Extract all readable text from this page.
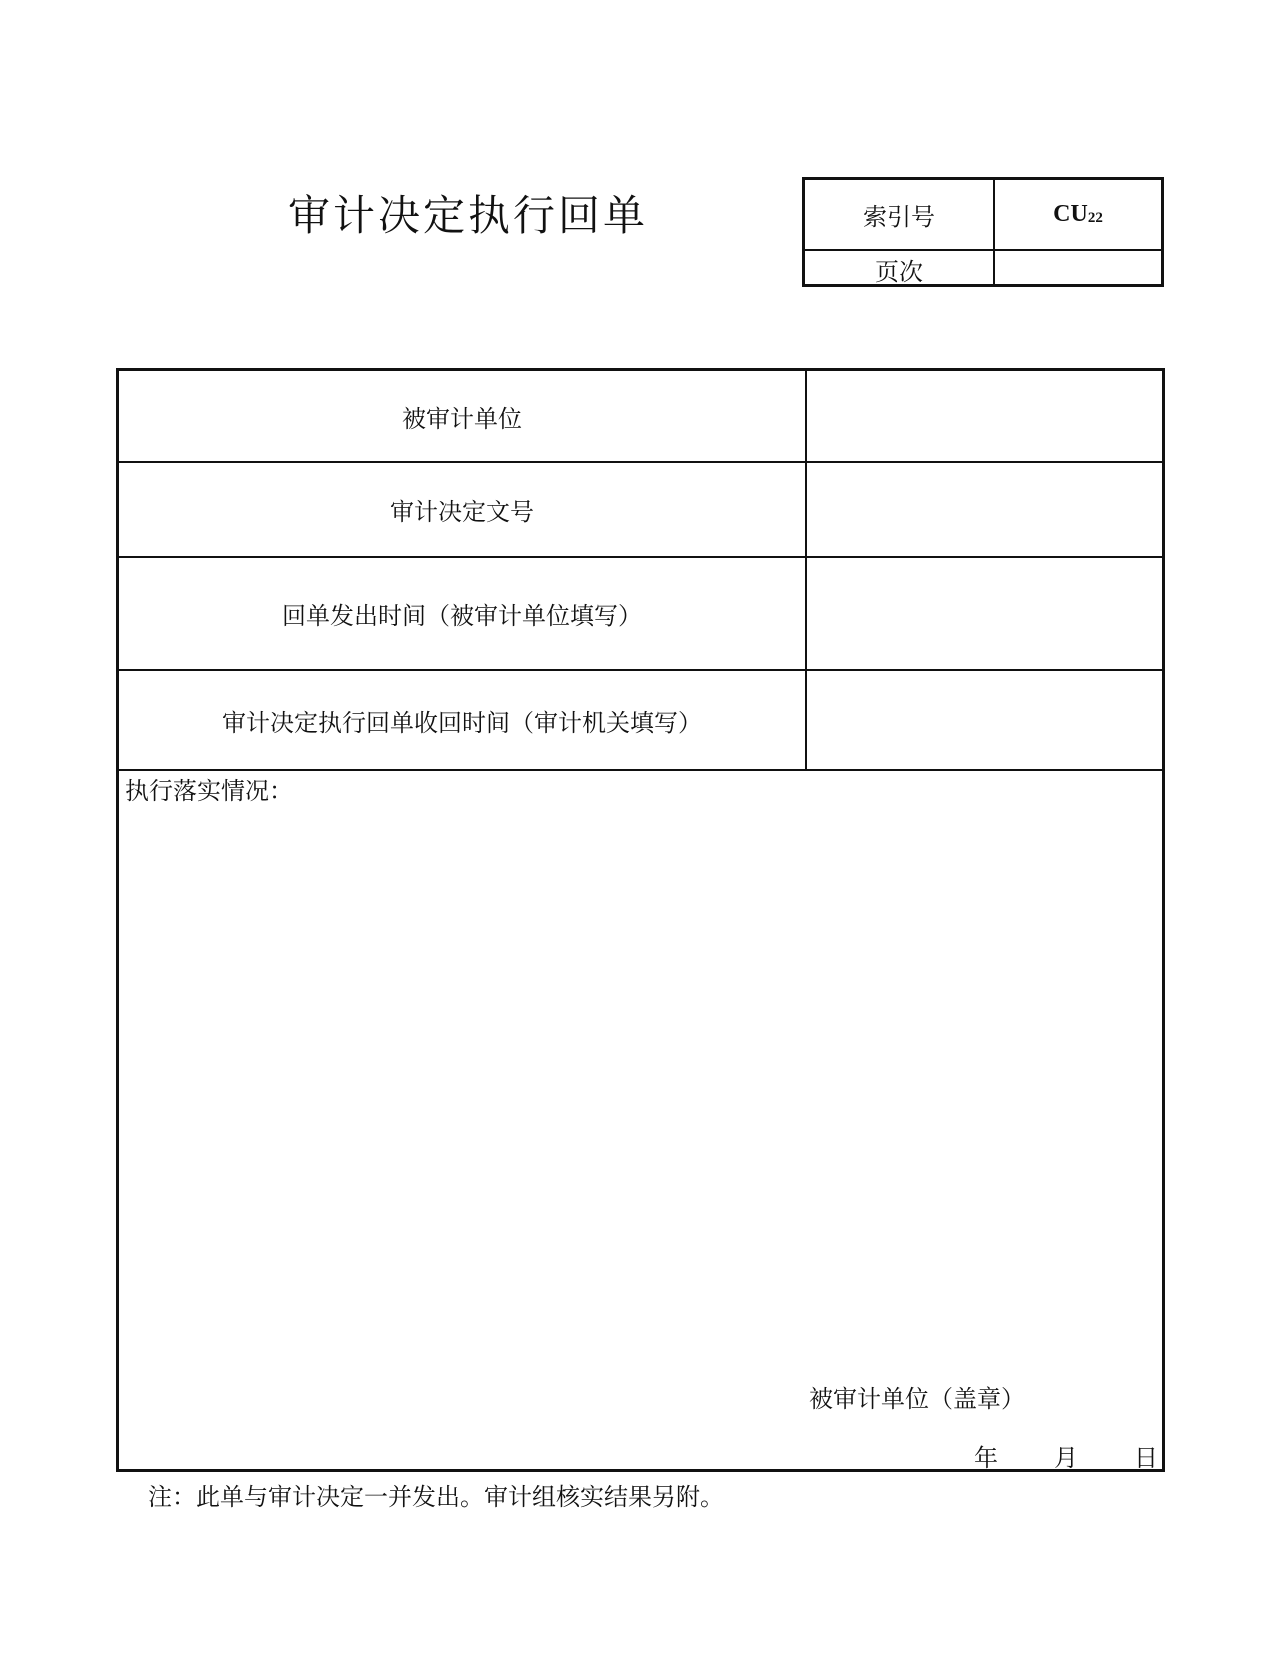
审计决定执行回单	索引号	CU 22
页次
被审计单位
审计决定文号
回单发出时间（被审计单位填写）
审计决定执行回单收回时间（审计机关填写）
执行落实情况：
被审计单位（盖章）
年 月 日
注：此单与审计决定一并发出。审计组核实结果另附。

* * *

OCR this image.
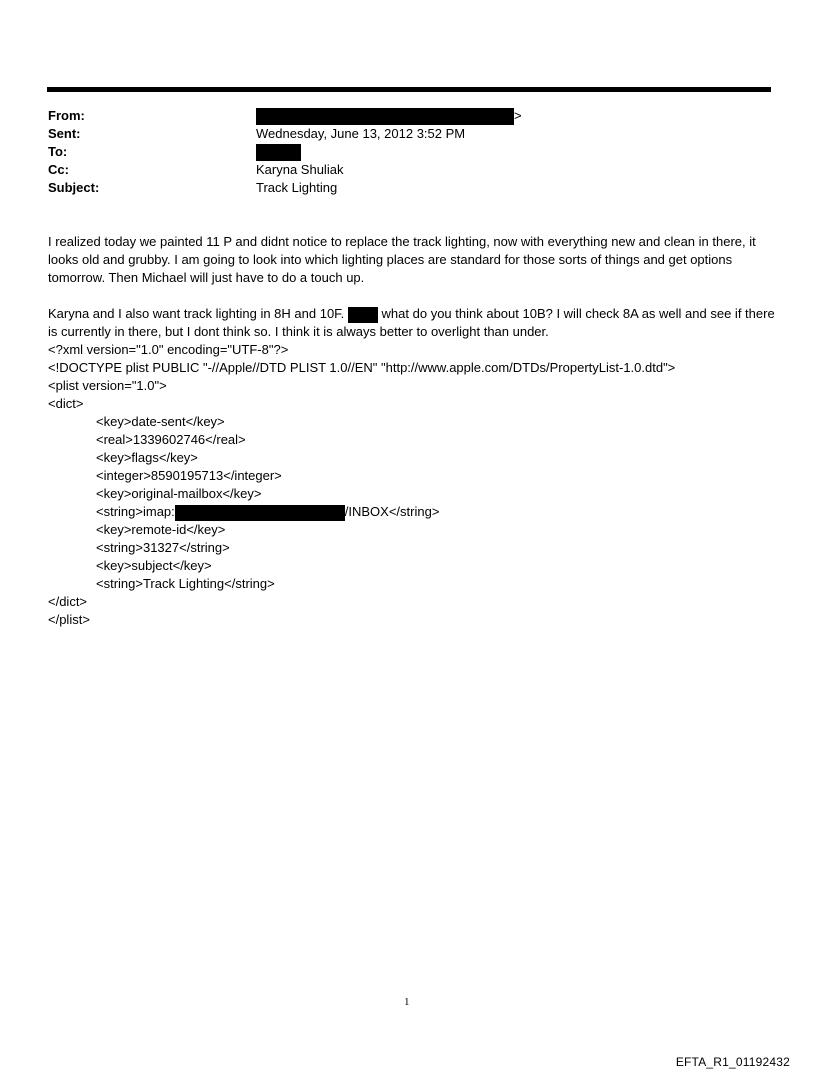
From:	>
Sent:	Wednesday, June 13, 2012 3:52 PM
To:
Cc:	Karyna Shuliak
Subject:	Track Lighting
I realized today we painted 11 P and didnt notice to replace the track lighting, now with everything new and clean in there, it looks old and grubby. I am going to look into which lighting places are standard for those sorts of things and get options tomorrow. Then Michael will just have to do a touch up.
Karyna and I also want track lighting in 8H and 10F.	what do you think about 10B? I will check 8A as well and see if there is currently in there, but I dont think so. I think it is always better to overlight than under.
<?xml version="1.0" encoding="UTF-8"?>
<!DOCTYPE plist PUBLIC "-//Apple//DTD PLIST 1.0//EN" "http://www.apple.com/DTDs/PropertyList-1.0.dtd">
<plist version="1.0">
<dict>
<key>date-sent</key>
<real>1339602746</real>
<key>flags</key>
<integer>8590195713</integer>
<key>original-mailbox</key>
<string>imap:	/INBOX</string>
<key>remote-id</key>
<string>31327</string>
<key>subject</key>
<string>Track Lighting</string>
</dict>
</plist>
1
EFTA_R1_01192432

_WRITTEN TASK_: Read through the data and copy every line where "version" shows up.

_SOLUTION FOR THIS EXERCISE_:
<?xml version="1.0" encoding="UTF-8"?>
<plist version="1.0">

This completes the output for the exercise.